*EXERCISE*
Of all the lines in this data, how many include "color"? Respond with the number only.

(Records that describe figures)
START

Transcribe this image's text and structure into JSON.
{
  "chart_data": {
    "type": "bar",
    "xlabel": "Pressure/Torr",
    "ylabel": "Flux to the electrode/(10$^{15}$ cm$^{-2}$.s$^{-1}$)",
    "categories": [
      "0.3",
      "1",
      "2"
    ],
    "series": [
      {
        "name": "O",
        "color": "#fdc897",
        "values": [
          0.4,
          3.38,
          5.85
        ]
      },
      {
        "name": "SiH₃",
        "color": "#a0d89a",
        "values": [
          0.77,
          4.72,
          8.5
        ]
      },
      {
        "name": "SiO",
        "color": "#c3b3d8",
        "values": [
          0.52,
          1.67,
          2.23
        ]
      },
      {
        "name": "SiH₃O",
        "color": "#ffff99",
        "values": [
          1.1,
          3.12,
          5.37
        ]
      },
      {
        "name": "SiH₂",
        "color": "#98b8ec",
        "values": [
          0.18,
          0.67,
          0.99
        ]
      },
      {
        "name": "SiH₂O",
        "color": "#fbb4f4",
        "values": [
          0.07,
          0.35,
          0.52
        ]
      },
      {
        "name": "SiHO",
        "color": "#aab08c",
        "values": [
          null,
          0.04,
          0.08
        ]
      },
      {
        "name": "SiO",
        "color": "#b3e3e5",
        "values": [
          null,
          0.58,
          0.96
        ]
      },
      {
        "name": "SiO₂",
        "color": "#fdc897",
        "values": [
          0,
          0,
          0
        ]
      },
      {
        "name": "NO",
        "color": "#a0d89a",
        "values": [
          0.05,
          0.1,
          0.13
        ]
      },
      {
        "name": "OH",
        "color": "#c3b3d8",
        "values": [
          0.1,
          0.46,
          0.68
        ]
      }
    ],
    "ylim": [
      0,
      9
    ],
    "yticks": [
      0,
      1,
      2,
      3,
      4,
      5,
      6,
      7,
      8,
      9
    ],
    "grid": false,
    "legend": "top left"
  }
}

END

*ANSWER BELOW*
11